■ **PROVIDED PASSAGE**
※

Limit of usage of the timers
CascoOscuro

By the post you can think that i'm asking about how many timers a can use in a certain moment, but no, don't care.

My question is that i need a timer routine that must be executed each milisecond. The routine is very simple, it only increases a var (very tipical). It's done for animation speed stuff.

Well, i've implemented it and i don't noticed any slow of perfomance, but, there are risks to happen what i say?
Thinking in the code, the game logic routines could be done in one microsecond (more or less) in the worst of cases, i think. Drawing routine should be done in various microseconds, so, at first, looks like there isn't problems.

Am I wrong?

Thanks in advance.

miran

Your timer routine will most likely not be executed each milisecond. Instead it will be executed ten times in a row once every 10 miliseconds...

tobing

Depends on the platform I would say. On Windows, you can improve accuracy of the timers by calling timeBeginPeriod(1); when the program is starting and timeEndPeriod(1); when the program is ending.

FMC
tobing said:

Depends on the platform I would say. On Windows, you can improve accuracy of the timers by calling timeBeginPeriod(1); when the program is starting and timeEndPeriod(1); when the program is ending.

It isn't the first time i hear this and it seems to work; if it's so simple why isn't it added to allegro?

CascoOscuro

The platform is for now windows, but i want to port it to Linux, (if fblend lets me do it).
For this purpose i could do the timer routine after every end of main loop execution, because frame rate is limited.
thank you for all.

tobing
Mithrandir said:

It isn't the first time i hear this and it seems to work; if it's so simple why isn't it added to allegro?

I have submitted that as a change request for the next version. Until now I don't know if they will add it or not...

gnolam
Quote:

My question is that i need a timer routine that must be executed each milisecond. The routine is very simple, it only increases a var (very tipical). It's done for animation speed stuff.

Actually, I fail to see how you would need a millisecond-accurate timer for animation...

tobing

You might not use such a fast counter for doing animations. I'm using counters of that type for internal performance measurements of certain code sections (and for that I'm acutally using a timer which counts 10000 per sec).

Chris Katko
Quote:

It isn't the first time i hear this and it seems to work; if it's so simple why isn't it added to allegro?

Because as far as I've heard, it isn't reliable.

CascoOscuro
Quote:

hy must a trip to Europe be so expensive?

※

■ **ENTRIES SHOWN**
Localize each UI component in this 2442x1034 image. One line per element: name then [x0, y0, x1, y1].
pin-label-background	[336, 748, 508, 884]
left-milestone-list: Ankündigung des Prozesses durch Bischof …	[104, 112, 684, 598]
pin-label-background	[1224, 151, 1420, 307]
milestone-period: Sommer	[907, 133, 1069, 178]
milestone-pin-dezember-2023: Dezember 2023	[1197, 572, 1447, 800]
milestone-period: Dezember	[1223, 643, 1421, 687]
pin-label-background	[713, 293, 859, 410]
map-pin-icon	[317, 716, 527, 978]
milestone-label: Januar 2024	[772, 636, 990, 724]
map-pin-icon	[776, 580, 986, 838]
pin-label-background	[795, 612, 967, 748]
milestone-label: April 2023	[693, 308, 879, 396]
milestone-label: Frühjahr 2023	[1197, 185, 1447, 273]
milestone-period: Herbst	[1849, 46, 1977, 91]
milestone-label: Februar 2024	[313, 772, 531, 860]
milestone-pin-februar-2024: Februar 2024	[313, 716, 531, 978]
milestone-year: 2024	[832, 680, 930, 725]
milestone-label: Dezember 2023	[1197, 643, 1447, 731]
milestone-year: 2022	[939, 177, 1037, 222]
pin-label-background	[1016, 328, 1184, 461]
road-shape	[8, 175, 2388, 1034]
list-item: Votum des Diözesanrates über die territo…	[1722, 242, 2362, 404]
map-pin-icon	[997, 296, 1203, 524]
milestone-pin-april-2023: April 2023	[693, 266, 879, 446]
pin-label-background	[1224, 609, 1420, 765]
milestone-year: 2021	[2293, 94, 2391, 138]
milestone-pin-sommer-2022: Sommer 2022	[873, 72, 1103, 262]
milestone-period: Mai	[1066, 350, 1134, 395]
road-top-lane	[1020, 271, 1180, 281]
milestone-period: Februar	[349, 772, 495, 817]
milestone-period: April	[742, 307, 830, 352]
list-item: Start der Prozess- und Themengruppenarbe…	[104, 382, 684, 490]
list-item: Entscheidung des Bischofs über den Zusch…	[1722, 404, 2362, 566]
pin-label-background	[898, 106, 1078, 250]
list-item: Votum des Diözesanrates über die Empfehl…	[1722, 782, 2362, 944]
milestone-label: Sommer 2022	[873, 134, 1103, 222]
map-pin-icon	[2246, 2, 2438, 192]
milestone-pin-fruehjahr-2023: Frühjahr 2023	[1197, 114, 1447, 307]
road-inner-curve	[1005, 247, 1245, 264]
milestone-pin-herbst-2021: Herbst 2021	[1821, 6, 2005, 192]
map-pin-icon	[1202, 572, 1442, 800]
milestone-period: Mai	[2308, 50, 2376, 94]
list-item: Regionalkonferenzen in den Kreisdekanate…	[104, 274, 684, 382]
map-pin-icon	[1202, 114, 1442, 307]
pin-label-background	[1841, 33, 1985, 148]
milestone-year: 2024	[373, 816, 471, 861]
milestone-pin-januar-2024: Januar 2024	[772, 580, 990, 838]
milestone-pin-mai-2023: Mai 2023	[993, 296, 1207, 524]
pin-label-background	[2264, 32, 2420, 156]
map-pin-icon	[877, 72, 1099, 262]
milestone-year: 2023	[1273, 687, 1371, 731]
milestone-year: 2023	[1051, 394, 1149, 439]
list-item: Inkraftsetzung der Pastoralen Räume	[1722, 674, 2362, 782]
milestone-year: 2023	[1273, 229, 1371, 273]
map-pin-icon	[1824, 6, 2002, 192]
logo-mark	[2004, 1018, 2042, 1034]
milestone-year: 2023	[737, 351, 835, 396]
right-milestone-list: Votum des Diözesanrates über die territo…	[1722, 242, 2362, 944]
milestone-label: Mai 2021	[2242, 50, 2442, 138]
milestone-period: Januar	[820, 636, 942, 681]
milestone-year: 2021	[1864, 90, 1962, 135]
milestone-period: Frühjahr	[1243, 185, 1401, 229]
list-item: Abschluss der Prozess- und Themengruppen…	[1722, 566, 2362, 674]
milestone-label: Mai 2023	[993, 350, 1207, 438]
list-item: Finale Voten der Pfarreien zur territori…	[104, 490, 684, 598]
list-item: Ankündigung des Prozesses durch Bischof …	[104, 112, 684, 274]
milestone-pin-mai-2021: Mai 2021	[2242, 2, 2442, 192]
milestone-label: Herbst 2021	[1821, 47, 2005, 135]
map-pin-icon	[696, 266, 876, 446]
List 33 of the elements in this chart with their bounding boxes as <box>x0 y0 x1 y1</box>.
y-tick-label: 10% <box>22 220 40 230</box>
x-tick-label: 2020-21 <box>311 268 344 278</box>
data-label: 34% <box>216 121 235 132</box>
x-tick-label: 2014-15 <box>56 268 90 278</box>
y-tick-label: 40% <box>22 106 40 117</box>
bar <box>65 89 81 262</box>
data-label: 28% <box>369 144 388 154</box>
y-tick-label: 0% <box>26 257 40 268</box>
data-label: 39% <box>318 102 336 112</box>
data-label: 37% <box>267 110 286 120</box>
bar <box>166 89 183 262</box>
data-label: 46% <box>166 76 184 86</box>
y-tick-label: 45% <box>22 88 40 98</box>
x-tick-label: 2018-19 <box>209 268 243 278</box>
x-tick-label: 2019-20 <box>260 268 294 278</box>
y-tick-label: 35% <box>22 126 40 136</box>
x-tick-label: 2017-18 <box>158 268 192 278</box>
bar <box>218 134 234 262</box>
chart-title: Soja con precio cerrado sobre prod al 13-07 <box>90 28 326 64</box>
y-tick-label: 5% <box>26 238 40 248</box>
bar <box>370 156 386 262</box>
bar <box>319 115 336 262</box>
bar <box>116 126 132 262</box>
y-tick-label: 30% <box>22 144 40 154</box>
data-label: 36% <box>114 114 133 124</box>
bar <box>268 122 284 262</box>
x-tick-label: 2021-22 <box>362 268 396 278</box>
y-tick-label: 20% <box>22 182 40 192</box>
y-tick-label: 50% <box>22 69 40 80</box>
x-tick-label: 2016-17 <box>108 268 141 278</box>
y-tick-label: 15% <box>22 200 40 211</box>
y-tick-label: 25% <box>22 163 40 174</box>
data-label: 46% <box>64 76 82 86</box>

※

■ **ASSIGNED TASK 1**
Revise the stretch of the timer thread from "Actually, I fail" through "it isn't reliable.", replacing "reliable" with "dependable".
■ **ASSIGNED TASK 2**
In the timer thread, which calls does tobing recommend on Windows to improve timer accuracy, and when should each be made?

■ **RESPONSE 1**
Actually, I fail to see how you would need a millisecond-accurate timer for animation...

tobing

You might not use such a fast counter for doing animations. I'm using counters of that type for internal performance measurements of certain code sections (and for that I'm acutally using a timer which counts 10000 per sec).

Chris Katko
Quote:

It isn't the first time i hear this and it seems to work; if it's so simple why isn't it added to allegro?

Because as far as I've heard, it isn't dependable.

■ **RESPONSE 2**
Call timeBeginPeriod(1); when the program is starting and timeEndPeriod(1); when the program is ending.